Entries from a visual dataset
--- Begin ---
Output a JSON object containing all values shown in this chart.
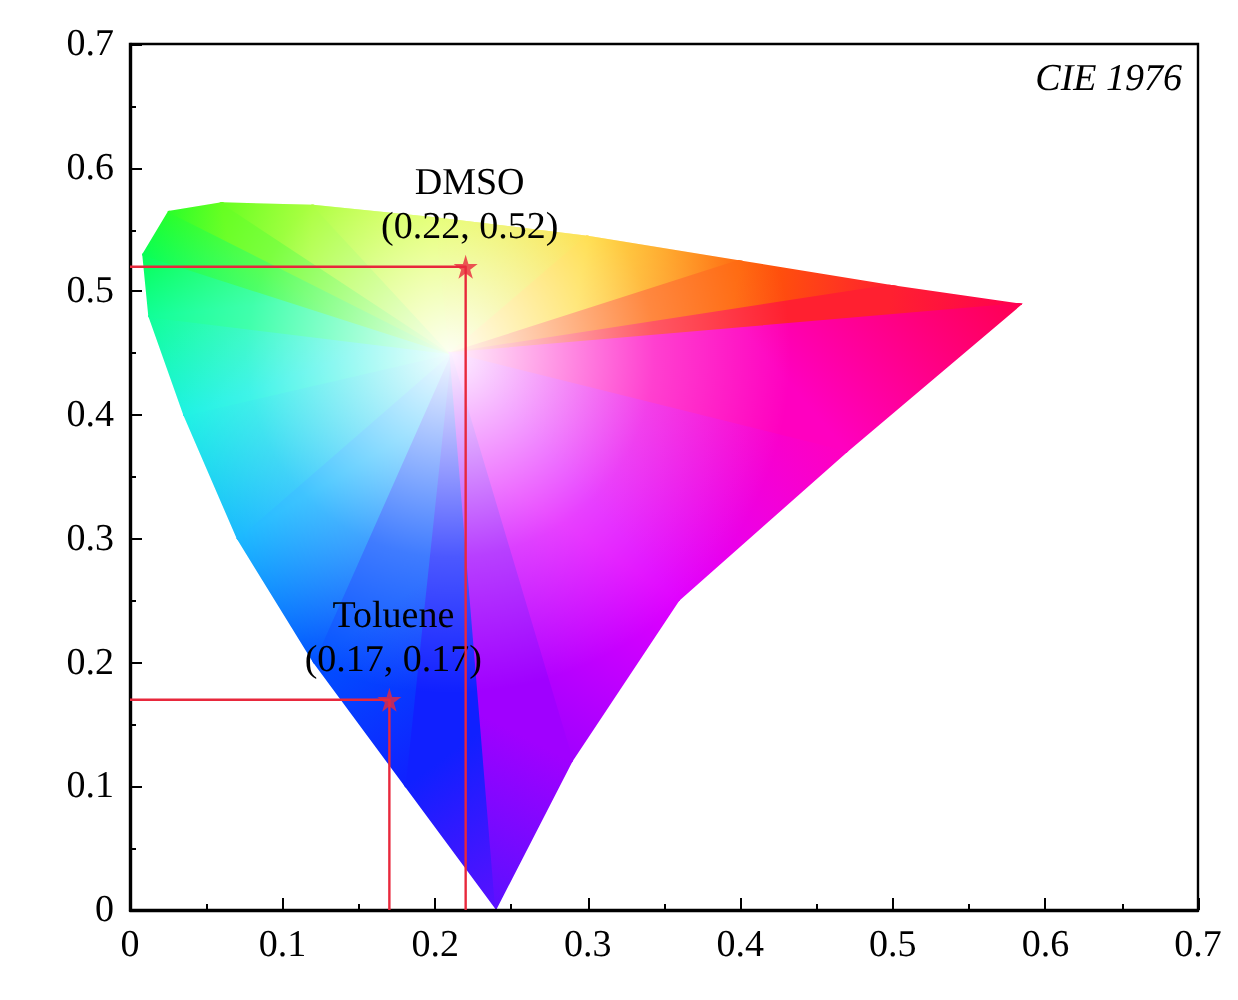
{
  "chart_data": {
    "type": "line",
    "xlim": [
      0,
      0.7
    ],
    "ylim": [
      0,
      0.7
    ],
    "xticks": [
      0,
      0.1,
      0.2,
      0.3,
      0.4,
      0.5,
      0.6,
      0.7
    ],
    "yticks": [
      0,
      0.1,
      0.2,
      0.3,
      0.4,
      0.5,
      0.6,
      0.7
    ],
    "grid": false,
    "series": [
      {
        "color": "#e8283c",
        "x": [
          0,
          0.22,
          0.22
        ],
        "values": [
          0.52,
          0.52,
          0
        ]
      },
      {
        "color": "#e8283c",
        "x": [
          0,
          0.17,
          0.17
        ],
        "values": [
          0.17,
          0.17,
          0
        ]
      },
      {
        "type": "scatter",
        "color": "#e8283c",
        "marker": "star",
        "x": [
          0.22,
          0.17
        ],
        "values": [
          0.52,
          0.17
        ]
      }
    ],
    "annotations": [
      "CIE 1976",
      {
        "text": "DMSO\n(0.22, 0.52)",
        "x": 0.22,
        "y": 0.52
      },
      {
        "text": "Toluene\n(0.17, 0.17)",
        "x": 0.17,
        "y": 0.17
      }
    ]
  }
}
--- End ---
_Objective_: Your copy of the data above should match it exactly, except that pictures are left out.

_Expected output_:
Output a JSON object containing all values shown in this chart.
{
  "chart_data": {
    "type": "line",
    "xlim": [
      0,
      0.7
    ],
    "ylim": [
      0,
      0.7
    ],
    "xticks": [
      0,
      0.1,
      0.2,
      0.3,
      0.4,
      0.5,
      0.6,
      0.7
    ],
    "yticks": [
      0,
      0.1,
      0.2,
      0.3,
      0.4,
      0.5,
      0.6,
      0.7
    ],
    "grid": false,
    "series": [
      {
        "color": "#e8283c",
        "x": [
          0,
          0.22,
          0.22
        ],
        "values": [
          0.52,
          0.52,
          0
        ]
      },
      {
        "color": "#e8283c",
        "x": [
          0,
          0.17,
          0.17
        ],
        "values": [
          0.17,
          0.17,
          0
        ]
      },
      {
        "type": "scatter",
        "color": "#e8283c",
        "marker": "star",
        "x": [
          0.22,
          0.17
        ],
        "values": [
          0.52,
          0.17
        ]
      }
    ],
    "annotations": [
      "CIE 1976",
      {
        "text": "DMSO\n(0.22, 0.52)",
        "x": 0.22,
        "y": 0.52
      },
      {
        "text": "Toluene\n(0.17, 0.17)",
        "x": 0.17,
        "y": 0.17
      }
    ]
  }
}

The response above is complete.